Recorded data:
******

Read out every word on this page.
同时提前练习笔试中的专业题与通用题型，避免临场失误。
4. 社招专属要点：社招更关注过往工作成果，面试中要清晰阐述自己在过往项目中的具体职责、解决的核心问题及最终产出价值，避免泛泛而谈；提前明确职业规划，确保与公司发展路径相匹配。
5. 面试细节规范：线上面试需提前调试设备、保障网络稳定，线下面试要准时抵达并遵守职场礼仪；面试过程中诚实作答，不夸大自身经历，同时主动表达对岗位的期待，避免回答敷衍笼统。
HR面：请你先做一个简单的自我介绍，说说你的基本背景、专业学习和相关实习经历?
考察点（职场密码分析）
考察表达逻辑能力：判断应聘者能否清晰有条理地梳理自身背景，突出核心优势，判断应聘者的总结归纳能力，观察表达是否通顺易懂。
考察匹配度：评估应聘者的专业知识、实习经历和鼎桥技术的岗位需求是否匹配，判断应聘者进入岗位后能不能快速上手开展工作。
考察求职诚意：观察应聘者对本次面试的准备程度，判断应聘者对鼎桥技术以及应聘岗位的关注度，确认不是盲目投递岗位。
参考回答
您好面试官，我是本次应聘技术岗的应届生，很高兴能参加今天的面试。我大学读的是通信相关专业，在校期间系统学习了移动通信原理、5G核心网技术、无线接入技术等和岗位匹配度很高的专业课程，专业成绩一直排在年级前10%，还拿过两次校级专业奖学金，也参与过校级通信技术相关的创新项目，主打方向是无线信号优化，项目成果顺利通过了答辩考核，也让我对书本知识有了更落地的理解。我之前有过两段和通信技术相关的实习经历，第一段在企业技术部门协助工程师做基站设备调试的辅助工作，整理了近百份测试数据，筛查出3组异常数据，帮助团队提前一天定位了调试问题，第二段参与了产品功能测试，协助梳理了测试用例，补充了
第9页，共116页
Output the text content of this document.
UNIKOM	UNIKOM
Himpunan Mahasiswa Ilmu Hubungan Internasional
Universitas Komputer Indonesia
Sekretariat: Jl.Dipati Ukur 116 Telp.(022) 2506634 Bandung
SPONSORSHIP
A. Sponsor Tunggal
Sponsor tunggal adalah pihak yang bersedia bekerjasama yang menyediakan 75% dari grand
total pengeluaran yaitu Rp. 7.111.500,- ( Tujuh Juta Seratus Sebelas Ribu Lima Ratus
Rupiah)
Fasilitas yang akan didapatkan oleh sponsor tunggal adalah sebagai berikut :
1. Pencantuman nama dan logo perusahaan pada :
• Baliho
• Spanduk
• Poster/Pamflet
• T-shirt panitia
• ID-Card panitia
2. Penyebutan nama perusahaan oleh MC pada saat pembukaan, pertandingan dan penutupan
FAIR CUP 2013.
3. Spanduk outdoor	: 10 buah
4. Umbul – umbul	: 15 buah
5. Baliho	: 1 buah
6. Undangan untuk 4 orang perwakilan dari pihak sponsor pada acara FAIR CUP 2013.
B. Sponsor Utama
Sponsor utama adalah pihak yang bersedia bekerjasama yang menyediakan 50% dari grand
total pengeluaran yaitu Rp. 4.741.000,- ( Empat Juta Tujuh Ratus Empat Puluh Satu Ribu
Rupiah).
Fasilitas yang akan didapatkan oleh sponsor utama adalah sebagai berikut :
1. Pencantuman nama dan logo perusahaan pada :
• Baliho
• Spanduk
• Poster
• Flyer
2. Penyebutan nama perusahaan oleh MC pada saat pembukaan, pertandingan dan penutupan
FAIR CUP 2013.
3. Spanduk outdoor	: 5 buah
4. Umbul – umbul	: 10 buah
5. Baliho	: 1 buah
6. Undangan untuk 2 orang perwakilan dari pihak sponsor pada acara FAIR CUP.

******

Reproduce the entries above exactly.

Read out every word on this page.
同时提前练习笔试中的专业题与通用题型，避免临场失误。
4. 社招专属要点：社招更关注过往工作成果，面试中要清晰阐述自己在过往项目中的具体职责、解决的核心问题及最终产出价值，避免泛泛而谈；提前明确职业规划，确保与公司发展路径相匹配。
5. 面试细节规范：线上面试需提前调试设备、保障网络稳定，线下面试要准时抵达并遵守职场礼仪；面试过程中诚实作答，不夸大自身经历，同时主动表达对岗位的期待，避免回答敷衍笼统。
HR面：请你先做一个简单的自我介绍，说说你的基本背景、专业学习和相关实习经历?
考察点（职场密码分析）
考察表达逻辑能力：判断应聘者能否清晰有条理地梳理自身背景，突出核心优势，判断应聘者的总结归纳能力，观察表达是否通顺易懂。
考察匹配度：评估应聘者的专业知识、实习经历和鼎桥技术的岗位需求是否匹配，判断应聘者进入岗位后能不能快速上手开展工作。
考察求职诚意：观察应聘者对本次面试的准备程度，判断应聘者对鼎桥技术以及应聘岗位的关注度，确认不是盲目投递岗位。
参考回答
您好面试官，我是本次应聘技术岗的应届生，很高兴能参加今天的面试。我大学读的是通信相关专业，在校期间系统学习了移动通信原理、5G核心网技术、无线接入技术等和岗位匹配度很高的专业课程，专业成绩一直排在年级前10%，还拿过两次校级专业奖学金，也参与过校级通信技术相关的创新项目，主打方向是无线信号优化，项目成果顺利通过了答辩考核，也让我对书本知识有了更落地的理解。我之前有过两段和通信技术相关的实习经历，第一段在企业技术部门协助工程师做基站设备调试的辅助工作，整理了近百份测试数据，筛查出3组异常数据，帮助团队提前一天定位了调试问题，第二段参与了产品功能测试，协助梳理了测试用例，补充了
第9页，共116页
Output the text content of this document.
UNIKOM	UNIKOM
Himpunan Mahasiswa Ilmu Hubungan Internasional
Universitas Komputer Indonesia
Sekretariat: Jl.Dipati Ukur 116 Telp.(022) 2506634 Bandung
SPONSORSHIP
A. Sponsor Tunggal
Sponsor tunggal adalah pihak yang bersedia bekerjasama yang menyediakan 75% dari grand
total pengeluaran yaitu Rp. 7.111.500,- ( Tujuh Juta Seratus Sebelas Ribu Lima Ratus
Rupiah)
Fasilitas yang akan didapatkan oleh sponsor tunggal adalah sebagai berikut :
1. Pencantuman nama dan logo perusahaan pada :
• Baliho
• Spanduk
• Poster/Pamflet
• T-shirt panitia
• ID-Card panitia
2. Penyebutan nama perusahaan oleh MC pada saat pembukaan, pertandingan dan penutupan
FAIR CUP 2013.
3. Spanduk outdoor	: 10 buah
4. Umbul – umbul	: 15 buah
5. Baliho	: 1 buah
6. Undangan untuk 4 orang perwakilan dari pihak sponsor pada acara FAIR CUP 2013.
B. Sponsor Utama
Sponsor utama adalah pihak yang bersedia bekerjasama yang menyediakan 50% dari grand
total pengeluaran yaitu Rp. 4.741.000,- ( Empat Juta Tujuh Ratus Empat Puluh Satu Ribu
Rupiah).
Fasilitas yang akan didapatkan oleh sponsor utama adalah sebagai berikut :
1. Pencantuman nama dan logo perusahaan pada :
• Baliho
• Spanduk
• Poster
• Flyer
2. Penyebutan nama perusahaan oleh MC pada saat pembukaan, pertandingan dan penutupan
FAIR CUP 2013.
3. Spanduk outdoor	: 5 buah
4. Umbul – umbul	: 10 buah
5. Baliho	: 1 buah
6. Undangan untuk 2 orang perwakilan dari pihak sponsor pada acara FAIR CUP.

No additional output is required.